-- TASK INSTRUCTIONS --
Copy the data below verbatim, leaving no line out.
---------------
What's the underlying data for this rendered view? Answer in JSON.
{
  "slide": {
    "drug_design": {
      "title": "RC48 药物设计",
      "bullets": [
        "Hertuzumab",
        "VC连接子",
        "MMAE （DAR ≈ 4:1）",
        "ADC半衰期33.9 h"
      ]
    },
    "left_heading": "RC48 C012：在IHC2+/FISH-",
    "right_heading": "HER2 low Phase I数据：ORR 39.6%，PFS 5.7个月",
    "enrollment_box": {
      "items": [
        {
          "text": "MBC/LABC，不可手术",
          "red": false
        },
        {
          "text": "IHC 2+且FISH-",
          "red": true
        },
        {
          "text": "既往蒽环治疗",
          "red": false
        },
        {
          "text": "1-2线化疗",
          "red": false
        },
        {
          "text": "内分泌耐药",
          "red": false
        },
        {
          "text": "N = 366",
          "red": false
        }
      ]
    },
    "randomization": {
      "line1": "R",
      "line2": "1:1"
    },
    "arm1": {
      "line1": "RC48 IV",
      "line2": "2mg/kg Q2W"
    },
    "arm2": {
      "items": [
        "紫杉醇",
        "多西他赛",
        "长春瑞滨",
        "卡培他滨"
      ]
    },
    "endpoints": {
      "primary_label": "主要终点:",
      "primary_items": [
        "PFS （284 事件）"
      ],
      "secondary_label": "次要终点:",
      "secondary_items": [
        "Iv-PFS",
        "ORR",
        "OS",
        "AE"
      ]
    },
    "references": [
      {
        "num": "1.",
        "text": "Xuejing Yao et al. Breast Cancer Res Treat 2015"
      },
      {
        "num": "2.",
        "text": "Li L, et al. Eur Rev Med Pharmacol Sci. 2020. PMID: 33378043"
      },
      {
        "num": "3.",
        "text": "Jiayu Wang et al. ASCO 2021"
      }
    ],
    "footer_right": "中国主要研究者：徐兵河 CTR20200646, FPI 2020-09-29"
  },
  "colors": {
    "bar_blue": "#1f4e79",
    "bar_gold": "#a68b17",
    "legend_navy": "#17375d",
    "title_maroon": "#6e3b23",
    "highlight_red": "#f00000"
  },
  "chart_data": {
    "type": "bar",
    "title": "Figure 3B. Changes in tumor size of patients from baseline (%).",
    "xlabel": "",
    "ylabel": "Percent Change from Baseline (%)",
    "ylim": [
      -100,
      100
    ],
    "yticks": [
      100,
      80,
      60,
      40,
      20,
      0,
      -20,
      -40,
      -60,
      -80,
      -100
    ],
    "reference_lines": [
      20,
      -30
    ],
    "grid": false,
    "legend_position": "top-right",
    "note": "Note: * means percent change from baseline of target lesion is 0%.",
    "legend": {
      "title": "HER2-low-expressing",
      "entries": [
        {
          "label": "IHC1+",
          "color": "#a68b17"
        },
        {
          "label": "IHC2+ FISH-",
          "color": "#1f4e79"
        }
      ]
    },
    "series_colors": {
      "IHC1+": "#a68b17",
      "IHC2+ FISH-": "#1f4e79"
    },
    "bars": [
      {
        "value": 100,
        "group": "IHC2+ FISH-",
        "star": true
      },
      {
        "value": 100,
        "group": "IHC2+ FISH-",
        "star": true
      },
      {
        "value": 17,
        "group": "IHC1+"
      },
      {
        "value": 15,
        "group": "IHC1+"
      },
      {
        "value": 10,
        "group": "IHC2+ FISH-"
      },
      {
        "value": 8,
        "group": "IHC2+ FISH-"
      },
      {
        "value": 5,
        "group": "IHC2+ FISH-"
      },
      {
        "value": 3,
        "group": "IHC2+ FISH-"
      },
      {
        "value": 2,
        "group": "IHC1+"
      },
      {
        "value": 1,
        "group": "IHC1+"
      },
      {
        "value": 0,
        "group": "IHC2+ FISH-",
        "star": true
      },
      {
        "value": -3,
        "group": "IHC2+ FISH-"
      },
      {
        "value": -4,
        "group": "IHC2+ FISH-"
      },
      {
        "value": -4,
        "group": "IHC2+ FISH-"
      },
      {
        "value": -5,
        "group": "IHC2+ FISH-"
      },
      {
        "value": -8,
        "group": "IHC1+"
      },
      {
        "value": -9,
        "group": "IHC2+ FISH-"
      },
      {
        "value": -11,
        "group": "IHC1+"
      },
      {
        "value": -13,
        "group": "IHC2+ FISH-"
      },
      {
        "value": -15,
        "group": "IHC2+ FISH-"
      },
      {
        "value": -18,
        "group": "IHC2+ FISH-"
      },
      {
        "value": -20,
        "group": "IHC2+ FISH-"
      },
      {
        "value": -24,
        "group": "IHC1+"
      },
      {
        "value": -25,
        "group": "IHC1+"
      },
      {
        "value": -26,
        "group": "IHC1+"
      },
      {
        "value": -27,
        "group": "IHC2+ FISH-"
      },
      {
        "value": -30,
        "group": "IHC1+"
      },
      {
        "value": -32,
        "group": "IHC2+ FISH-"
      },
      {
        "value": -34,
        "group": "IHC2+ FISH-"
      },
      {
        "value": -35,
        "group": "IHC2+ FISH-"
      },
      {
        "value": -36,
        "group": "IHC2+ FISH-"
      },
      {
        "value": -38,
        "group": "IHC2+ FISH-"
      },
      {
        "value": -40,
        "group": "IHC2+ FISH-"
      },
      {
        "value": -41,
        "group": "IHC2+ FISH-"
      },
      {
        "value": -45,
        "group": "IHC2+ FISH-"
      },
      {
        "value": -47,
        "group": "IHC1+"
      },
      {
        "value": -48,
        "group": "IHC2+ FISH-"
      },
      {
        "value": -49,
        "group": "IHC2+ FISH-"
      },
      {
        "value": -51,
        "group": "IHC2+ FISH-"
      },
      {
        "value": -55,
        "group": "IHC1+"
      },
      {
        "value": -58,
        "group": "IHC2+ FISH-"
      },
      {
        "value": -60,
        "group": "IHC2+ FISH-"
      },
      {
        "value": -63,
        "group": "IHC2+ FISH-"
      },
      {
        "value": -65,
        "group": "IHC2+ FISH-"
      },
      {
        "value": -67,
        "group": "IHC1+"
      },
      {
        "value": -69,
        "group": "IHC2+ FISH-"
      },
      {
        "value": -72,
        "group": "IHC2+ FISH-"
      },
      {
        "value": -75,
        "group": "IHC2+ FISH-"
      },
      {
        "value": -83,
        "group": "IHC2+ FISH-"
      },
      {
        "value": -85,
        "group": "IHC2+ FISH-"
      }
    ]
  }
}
---------------
-- RESULT FOR THIS EXERCISE --
What's the underlying data for this rendered view? Answer in JSON.
{
  "slide": {
    "drug_design": {
      "title": "RC48 药物设计",
      "bullets": [
        "Hertuzumab",
        "VC连接子",
        "MMAE （DAR ≈ 4:1）",
        "ADC半衰期33.9 h"
      ]
    },
    "left_heading": "RC48 C012：在IHC2+/FISH-",
    "right_heading": "HER2 low Phase I数据：ORR 39.6%，PFS 5.7个月",
    "enrollment_box": {
      "items": [
        {
          "text": "MBC/LABC，不可手术",
          "red": false
        },
        {
          "text": "IHC 2+且FISH-",
          "red": true
        },
        {
          "text": "既往蒽环治疗",
          "red": false
        },
        {
          "text": "1-2线化疗",
          "red": false
        },
        {
          "text": "内分泌耐药",
          "red": false
        },
        {
          "text": "N = 366",
          "red": false
        }
      ]
    },
    "randomization": {
      "line1": "R",
      "line2": "1:1"
    },
    "arm1": {
      "line1": "RC48 IV",
      "line2": "2mg/kg Q2W"
    },
    "arm2": {
      "items": [
        "紫杉醇",
        "多西他赛",
        "长春瑞滨",
        "卡培他滨"
      ]
    },
    "endpoints": {
      "primary_label": "主要终点:",
      "primary_items": [
        "PFS （284 事件）"
      ],
      "secondary_label": "次要终点:",
      "secondary_items": [
        "Iv-PFS",
        "ORR",
        "OS",
        "AE"
      ]
    },
    "references": [
      {
        "num": "1.",
        "text": "Xuejing Yao et al. Breast Cancer Res Treat 2015"
      },
      {
        "num": "2.",
        "text": "Li L, et al. Eur Rev Med Pharmacol Sci. 2020. PMID: 33378043"
      },
      {
        "num": "3.",
        "text": "Jiayu Wang et al. ASCO 2021"
      }
    ],
    "footer_right": "中国主要研究者：徐兵河 CTR20200646, FPI 2020-09-29"
  },
  "colors": {
    "bar_blue": "#1f4e79",
    "bar_gold": "#a68b17",
    "legend_navy": "#17375d",
    "title_maroon": "#6e3b23",
    "highlight_red": "#f00000"
  },
  "chart_data": {
    "type": "bar",
    "title": "Figure 3B. Changes in tumor size of patients from baseline (%).",
    "xlabel": "",
    "ylabel": "Percent Change from Baseline (%)",
    "ylim": [
      -100,
      100
    ],
    "yticks": [
      100,
      80,
      60,
      40,
      20,
      0,
      -20,
      -40,
      -60,
      -80,
      -100
    ],
    "reference_lines": [
      20,
      -30
    ],
    "grid": false,
    "legend_position": "top-right",
    "note": "Note: * means percent change from baseline of target lesion is 0%.",
    "legend": {
      "title": "HER2-low-expressing",
      "entries": [
        {
          "label": "IHC1+",
          "color": "#a68b17"
        },
        {
          "label": "IHC2+ FISH-",
          "color": "#1f4e79"
        }
      ]
    },
    "series_colors": {
      "IHC1+": "#a68b17",
      "IHC2+ FISH-": "#1f4e79"
    },
    "bars": [
      {
        "value": 100,
        "group": "IHC2+ FISH-",
        "star": true
      },
      {
        "value": 100,
        "group": "IHC2+ FISH-",
        "star": true
      },
      {
        "value": 17,
        "group": "IHC1+"
      },
      {
        "value": 15,
        "group": "IHC1+"
      },
      {
        "value": 10,
        "group": "IHC2+ FISH-"
      },
      {
        "value": 8,
        "group": "IHC2+ FISH-"
      },
      {
        "value": 5,
        "group": "IHC2+ FISH-"
      },
      {
        "value": 3,
        "group": "IHC2+ FISH-"
      },
      {
        "value": 2,
        "group": "IHC1+"
      },
      {
        "value": 1,
        "group": "IHC1+"
      },
      {
        "value": 0,
        "group": "IHC2+ FISH-",
        "star": true
      },
      {
        "value": -3,
        "group": "IHC2+ FISH-"
      },
      {
        "value": -4,
        "group": "IHC2+ FISH-"
      },
      {
        "value": -4,
        "group": "IHC2+ FISH-"
      },
      {
        "value": -5,
        "group": "IHC2+ FISH-"
      },
      {
        "value": -8,
        "group": "IHC1+"
      },
      {
        "value": -9,
        "group": "IHC2+ FISH-"
      },
      {
        "value": -11,
        "group": "IHC1+"
      },
      {
        "value": -13,
        "group": "IHC2+ FISH-"
      },
      {
        "value": -15,
        "group": "IHC2+ FISH-"
      },
      {
        "value": -18,
        "group": "IHC2+ FISH-"
      },
      {
        "value": -20,
        "group": "IHC2+ FISH-"
      },
      {
        "value": -24,
        "group": "IHC1+"
      },
      {
        "value": -25,
        "group": "IHC1+"
      },
      {
        "value": -26,
        "group": "IHC1+"
      },
      {
        "value": -27,
        "group": "IHC2+ FISH-"
      },
      {
        "value": -30,
        "group": "IHC1+"
      },
      {
        "value": -32,
        "group": "IHC2+ FISH-"
      },
      {
        "value": -34,
        "group": "IHC2+ FISH-"
      },
      {
        "value": -35,
        "group": "IHC2+ FISH-"
      },
      {
        "value": -36,
        "group": "IHC2+ FISH-"
      },
      {
        "value": -38,
        "group": "IHC2+ FISH-"
      },
      {
        "value": -40,
        "group": "IHC2+ FISH-"
      },
      {
        "value": -41,
        "group": "IHC2+ FISH-"
      },
      {
        "value": -45,
        "group": "IHC2+ FISH-"
      },
      {
        "value": -47,
        "group": "IHC1+"
      },
      {
        "value": -48,
        "group": "IHC2+ FISH-"
      },
      {
        "value": -49,
        "group": "IHC2+ FISH-"
      },
      {
        "value": -51,
        "group": "IHC2+ FISH-"
      },
      {
        "value": -55,
        "group": "IHC1+"
      },
      {
        "value": -58,
        "group": "IHC2+ FISH-"
      },
      {
        "value": -60,
        "group": "IHC2+ FISH-"
      },
      {
        "value": -63,
        "group": "IHC2+ FISH-"
      },
      {
        "value": -65,
        "group": "IHC2+ FISH-"
      },
      {
        "value": -67,
        "group": "IHC1+"
      },
      {
        "value": -69,
        "group": "IHC2+ FISH-"
      },
      {
        "value": -72,
        "group": "IHC2+ FISH-"
      },
      {
        "value": -75,
        "group": "IHC2+ FISH-"
      },
      {
        "value": -83,
        "group": "IHC2+ FISH-"
      },
      {
        "value": -85,
        "group": "IHC2+ FISH-"
      }
    ]
  }
}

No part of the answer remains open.